## EXERCISE DIRECTIONS
Go through the data below line by line. Give only the number of lines that contain "höchster".

## Image records of document pages
▬▬▬▬▬▬

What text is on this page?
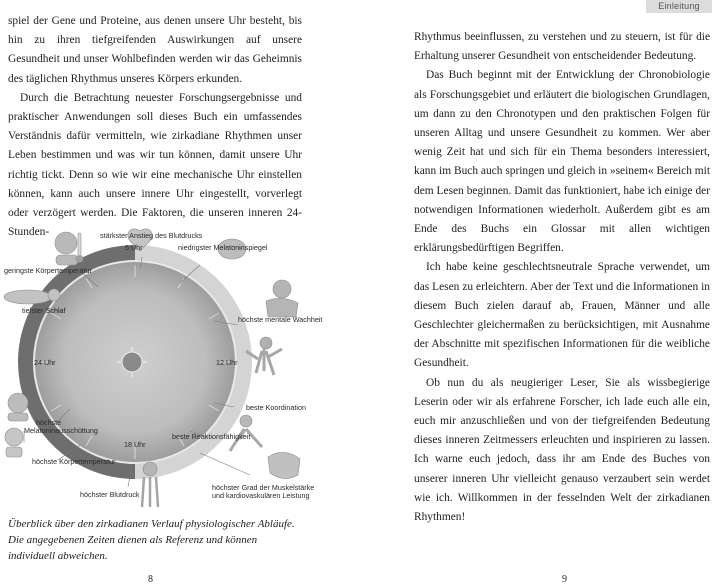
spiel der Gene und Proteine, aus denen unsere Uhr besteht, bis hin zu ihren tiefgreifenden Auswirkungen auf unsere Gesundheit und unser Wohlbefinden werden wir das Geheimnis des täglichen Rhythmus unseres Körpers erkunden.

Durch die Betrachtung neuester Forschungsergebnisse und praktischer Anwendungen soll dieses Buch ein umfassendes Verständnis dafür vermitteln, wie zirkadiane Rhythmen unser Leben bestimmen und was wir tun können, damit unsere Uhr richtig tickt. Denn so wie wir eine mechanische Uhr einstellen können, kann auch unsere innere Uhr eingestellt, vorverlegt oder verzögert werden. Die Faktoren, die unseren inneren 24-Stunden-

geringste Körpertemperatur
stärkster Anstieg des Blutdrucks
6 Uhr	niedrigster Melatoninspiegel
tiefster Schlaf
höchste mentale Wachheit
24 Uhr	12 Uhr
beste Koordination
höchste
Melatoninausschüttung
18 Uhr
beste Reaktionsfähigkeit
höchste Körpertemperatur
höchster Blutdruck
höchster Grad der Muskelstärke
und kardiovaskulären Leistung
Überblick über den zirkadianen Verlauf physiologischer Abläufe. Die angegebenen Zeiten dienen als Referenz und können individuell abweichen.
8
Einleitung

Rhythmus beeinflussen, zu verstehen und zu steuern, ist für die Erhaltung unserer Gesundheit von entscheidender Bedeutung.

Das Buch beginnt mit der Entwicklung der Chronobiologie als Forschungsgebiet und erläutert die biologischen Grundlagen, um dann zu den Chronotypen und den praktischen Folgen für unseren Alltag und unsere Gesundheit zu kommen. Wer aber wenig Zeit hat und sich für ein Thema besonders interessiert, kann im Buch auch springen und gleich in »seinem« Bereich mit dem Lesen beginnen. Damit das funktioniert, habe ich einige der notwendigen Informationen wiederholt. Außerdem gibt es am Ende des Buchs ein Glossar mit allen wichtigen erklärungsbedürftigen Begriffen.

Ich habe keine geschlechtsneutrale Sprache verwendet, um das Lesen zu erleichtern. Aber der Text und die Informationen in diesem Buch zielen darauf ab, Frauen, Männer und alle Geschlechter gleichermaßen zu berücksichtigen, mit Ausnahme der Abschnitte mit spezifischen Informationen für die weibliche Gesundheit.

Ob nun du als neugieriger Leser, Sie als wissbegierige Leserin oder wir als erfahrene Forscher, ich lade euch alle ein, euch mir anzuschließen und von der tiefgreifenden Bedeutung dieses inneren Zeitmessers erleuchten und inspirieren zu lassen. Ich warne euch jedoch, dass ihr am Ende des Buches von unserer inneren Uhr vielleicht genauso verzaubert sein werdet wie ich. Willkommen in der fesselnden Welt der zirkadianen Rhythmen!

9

▬▬▬▬▬▬

## YOUR SOLUTION
2